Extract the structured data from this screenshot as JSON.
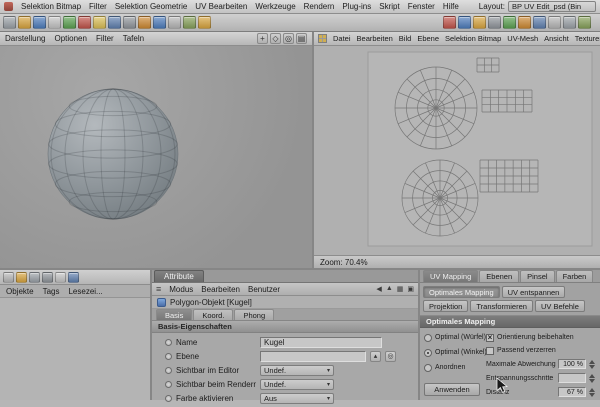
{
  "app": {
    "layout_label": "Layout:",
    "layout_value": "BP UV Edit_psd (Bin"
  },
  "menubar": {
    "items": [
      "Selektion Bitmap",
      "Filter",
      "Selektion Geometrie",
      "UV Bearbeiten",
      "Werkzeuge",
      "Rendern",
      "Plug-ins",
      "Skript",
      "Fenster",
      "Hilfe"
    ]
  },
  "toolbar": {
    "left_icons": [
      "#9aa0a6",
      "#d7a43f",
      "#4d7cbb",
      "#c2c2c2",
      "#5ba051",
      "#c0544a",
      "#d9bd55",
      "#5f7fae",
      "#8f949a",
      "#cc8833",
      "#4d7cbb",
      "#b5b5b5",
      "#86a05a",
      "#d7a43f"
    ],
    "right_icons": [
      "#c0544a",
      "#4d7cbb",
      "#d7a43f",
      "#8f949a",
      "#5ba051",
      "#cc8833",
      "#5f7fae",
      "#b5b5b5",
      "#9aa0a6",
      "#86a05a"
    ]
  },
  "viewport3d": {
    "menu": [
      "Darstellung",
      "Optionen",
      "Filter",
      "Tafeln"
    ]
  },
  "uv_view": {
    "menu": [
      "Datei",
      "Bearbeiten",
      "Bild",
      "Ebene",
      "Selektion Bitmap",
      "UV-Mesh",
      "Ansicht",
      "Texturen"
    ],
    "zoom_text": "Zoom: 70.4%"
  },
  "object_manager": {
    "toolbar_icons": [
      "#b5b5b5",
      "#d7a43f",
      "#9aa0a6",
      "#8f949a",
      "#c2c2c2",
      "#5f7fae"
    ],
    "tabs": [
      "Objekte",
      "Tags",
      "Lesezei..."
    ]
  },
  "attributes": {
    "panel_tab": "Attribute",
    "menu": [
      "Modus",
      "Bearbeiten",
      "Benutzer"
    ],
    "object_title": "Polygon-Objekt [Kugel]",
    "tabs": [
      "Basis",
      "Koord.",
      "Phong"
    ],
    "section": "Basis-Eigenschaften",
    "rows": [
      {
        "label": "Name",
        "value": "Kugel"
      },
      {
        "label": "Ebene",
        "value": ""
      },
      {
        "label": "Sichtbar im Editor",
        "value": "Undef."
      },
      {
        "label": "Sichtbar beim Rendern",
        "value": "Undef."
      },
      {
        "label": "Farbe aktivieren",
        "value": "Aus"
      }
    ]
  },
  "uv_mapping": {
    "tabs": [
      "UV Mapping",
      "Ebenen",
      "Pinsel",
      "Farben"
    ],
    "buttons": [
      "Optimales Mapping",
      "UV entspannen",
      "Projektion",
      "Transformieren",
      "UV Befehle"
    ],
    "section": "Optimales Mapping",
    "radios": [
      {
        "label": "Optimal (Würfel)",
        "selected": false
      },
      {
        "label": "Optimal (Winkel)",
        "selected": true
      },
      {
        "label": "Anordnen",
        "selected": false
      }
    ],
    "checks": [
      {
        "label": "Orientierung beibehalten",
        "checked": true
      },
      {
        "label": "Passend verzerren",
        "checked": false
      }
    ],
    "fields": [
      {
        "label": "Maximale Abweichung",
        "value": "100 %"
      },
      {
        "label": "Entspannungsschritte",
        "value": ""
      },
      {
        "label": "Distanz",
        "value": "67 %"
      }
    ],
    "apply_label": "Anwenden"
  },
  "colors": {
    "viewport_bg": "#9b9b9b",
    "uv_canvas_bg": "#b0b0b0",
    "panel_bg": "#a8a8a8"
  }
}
═══
▸ **Description of the task**
Every entry above needs to be retyped exactly; drop the pictures.

▸ **Reply**
Extract the structured data from this screenshot as JSON.
{
  "app": {
    "layout_label": "Layout:",
    "layout_value": "BP UV Edit_psd (Bin"
  },
  "menubar": {
    "items": [
      "Selektion Bitmap",
      "Filter",
      "Selektion Geometrie",
      "UV Bearbeiten",
      "Werkzeuge",
      "Rendern",
      "Plug-ins",
      "Skript",
      "Fenster",
      "Hilfe"
    ]
  },
  "toolbar": {
    "left_icons": [
      "#9aa0a6",
      "#d7a43f",
      "#4d7cbb",
      "#c2c2c2",
      "#5ba051",
      "#c0544a",
      "#d9bd55",
      "#5f7fae",
      "#8f949a",
      "#cc8833",
      "#4d7cbb",
      "#b5b5b5",
      "#86a05a",
      "#d7a43f"
    ],
    "right_icons": [
      "#c0544a",
      "#4d7cbb",
      "#d7a43f",
      "#8f949a",
      "#5ba051",
      "#cc8833",
      "#5f7fae",
      "#b5b5b5",
      "#9aa0a6",
      "#86a05a"
    ]
  },
  "viewport3d": {
    "menu": [
      "Darstellung",
      "Optionen",
      "Filter",
      "Tafeln"
    ]
  },
  "uv_view": {
    "menu": [
      "Datei",
      "Bearbeiten",
      "Bild",
      "Ebene",
      "Selektion Bitmap",
      "UV-Mesh",
      "Ansicht",
      "Texturen"
    ],
    "zoom_text": "Zoom: 70.4%"
  },
  "object_manager": {
    "toolbar_icons": [
      "#b5b5b5",
      "#d7a43f",
      "#9aa0a6",
      "#8f949a",
      "#c2c2c2",
      "#5f7fae"
    ],
    "tabs": [
      "Objekte",
      "Tags",
      "Lesezei..."
    ]
  },
  "attributes": {
    "panel_tab": "Attribute",
    "menu": [
      "Modus",
      "Bearbeiten",
      "Benutzer"
    ],
    "object_title": "Polygon-Objekt [Kugel]",
    "tabs": [
      "Basis",
      "Koord.",
      "Phong"
    ],
    "section": "Basis-Eigenschaften",
    "rows": [
      {
        "label": "Name",
        "value": "Kugel"
      },
      {
        "label": "Ebene",
        "value": ""
      },
      {
        "label": "Sichtbar im Editor",
        "value": "Undef."
      },
      {
        "label": "Sichtbar beim Rendern",
        "value": "Undef."
      },
      {
        "label": "Farbe aktivieren",
        "value": "Aus"
      }
    ]
  },
  "uv_mapping": {
    "tabs": [
      "UV Mapping",
      "Ebenen",
      "Pinsel",
      "Farben"
    ],
    "buttons": [
      "Optimales Mapping",
      "UV entspannen",
      "Projektion",
      "Transformieren",
      "UV Befehle"
    ],
    "section": "Optimales Mapping",
    "radios": [
      {
        "label": "Optimal (Würfel)",
        "selected": false
      },
      {
        "label": "Optimal (Winkel)",
        "selected": true
      },
      {
        "label": "Anordnen",
        "selected": false
      }
    ],
    "checks": [
      {
        "label": "Orientierung beibehalten",
        "checked": true
      },
      {
        "label": "Passend verzerren",
        "checked": false
      }
    ],
    "fields": [
      {
        "label": "Maximale Abweichung",
        "value": "100 %"
      },
      {
        "label": "Entspannungsschritte",
        "value": ""
      },
      {
        "label": "Distanz",
        "value": "67 %"
      }
    ],
    "apply_label": "Anwenden"
  },
  "colors": {
    "viewport_bg": "#9b9b9b",
    "uv_canvas_bg": "#b0b0b0",
    "panel_bg": "#a8a8a8"
  }
}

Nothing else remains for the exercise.